### To do
Where a line holds "March", copy it.
§
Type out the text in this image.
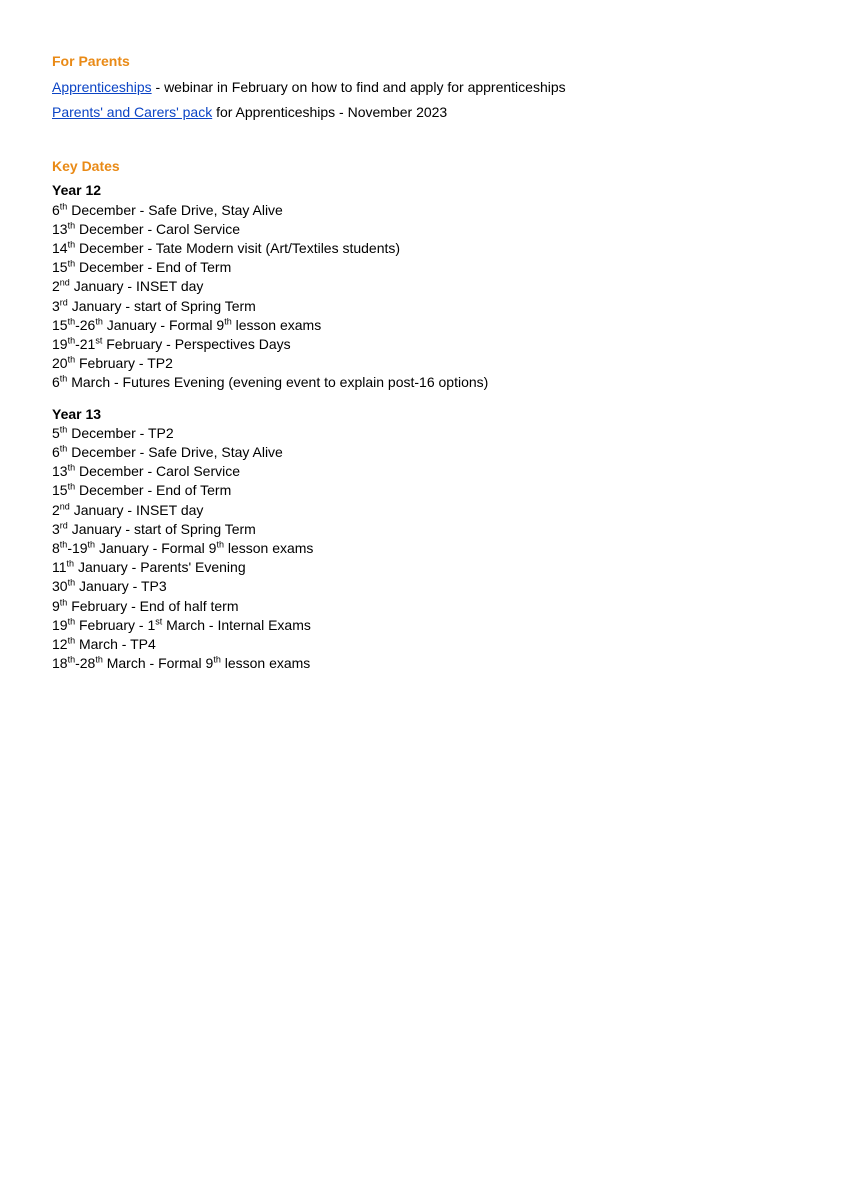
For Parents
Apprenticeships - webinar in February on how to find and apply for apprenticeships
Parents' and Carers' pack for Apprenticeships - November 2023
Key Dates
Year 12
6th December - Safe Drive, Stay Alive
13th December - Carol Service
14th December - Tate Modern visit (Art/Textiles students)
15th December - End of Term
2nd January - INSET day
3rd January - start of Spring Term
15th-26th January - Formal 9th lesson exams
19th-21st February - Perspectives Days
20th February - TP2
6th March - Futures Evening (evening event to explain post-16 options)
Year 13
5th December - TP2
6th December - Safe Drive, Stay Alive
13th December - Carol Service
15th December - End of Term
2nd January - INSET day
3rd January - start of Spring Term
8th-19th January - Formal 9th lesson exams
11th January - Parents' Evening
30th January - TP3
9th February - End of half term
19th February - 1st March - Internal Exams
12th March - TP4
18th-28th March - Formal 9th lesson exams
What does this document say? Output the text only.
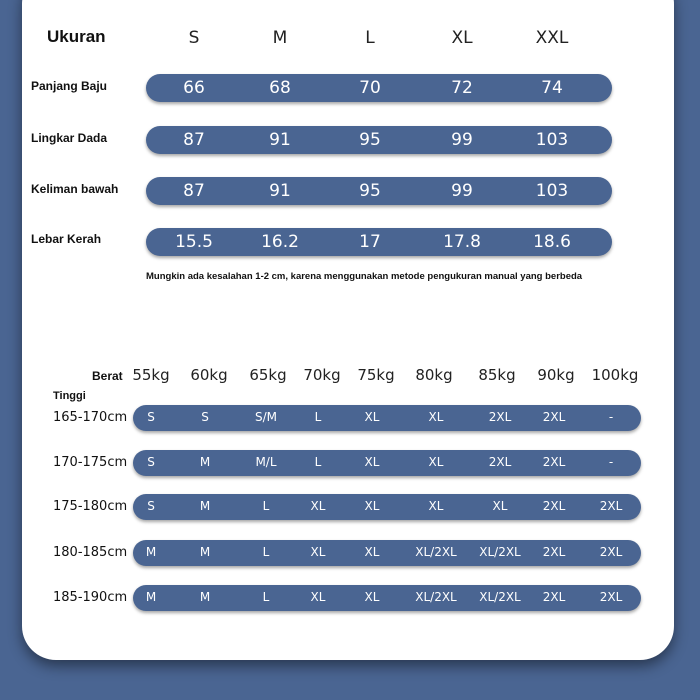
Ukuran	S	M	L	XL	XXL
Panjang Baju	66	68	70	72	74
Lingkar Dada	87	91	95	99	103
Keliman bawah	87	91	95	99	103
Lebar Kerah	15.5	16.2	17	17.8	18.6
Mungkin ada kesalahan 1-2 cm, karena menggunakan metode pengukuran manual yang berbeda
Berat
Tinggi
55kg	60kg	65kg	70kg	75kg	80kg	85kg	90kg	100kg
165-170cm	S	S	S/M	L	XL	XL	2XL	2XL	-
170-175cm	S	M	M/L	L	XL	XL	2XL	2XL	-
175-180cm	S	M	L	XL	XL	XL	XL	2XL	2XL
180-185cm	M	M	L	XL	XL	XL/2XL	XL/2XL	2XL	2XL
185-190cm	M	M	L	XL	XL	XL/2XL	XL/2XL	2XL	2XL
§
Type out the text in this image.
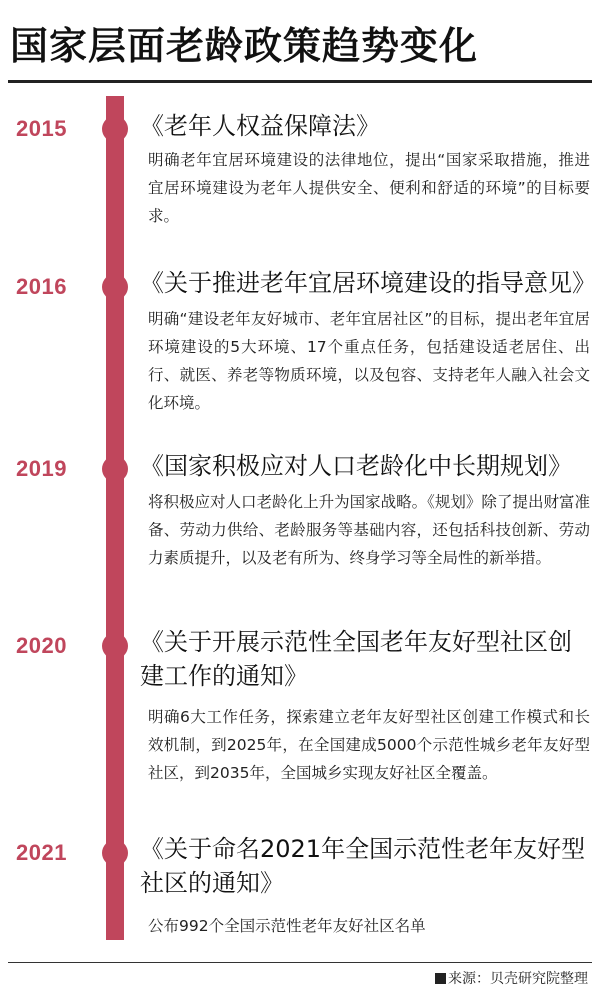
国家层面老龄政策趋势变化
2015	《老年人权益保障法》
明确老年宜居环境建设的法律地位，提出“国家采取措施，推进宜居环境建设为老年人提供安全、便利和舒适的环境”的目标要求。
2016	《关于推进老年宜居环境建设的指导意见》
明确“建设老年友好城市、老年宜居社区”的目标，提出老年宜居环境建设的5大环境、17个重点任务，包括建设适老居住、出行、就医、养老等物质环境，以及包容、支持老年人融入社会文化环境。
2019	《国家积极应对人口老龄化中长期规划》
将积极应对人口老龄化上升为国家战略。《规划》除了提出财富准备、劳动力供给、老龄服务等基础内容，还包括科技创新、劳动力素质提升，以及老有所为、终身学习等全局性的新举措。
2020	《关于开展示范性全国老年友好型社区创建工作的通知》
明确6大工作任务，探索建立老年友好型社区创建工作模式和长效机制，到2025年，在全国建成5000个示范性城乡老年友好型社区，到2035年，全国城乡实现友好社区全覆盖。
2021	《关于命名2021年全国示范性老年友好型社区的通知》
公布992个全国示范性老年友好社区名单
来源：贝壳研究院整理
§
### Written reply
6th March - Futures Evening (evening event to explain post-16 options)
19th February - 1st March - Internal Exams
12th March - TP4
18th-28th March - Formal 9th lesson exams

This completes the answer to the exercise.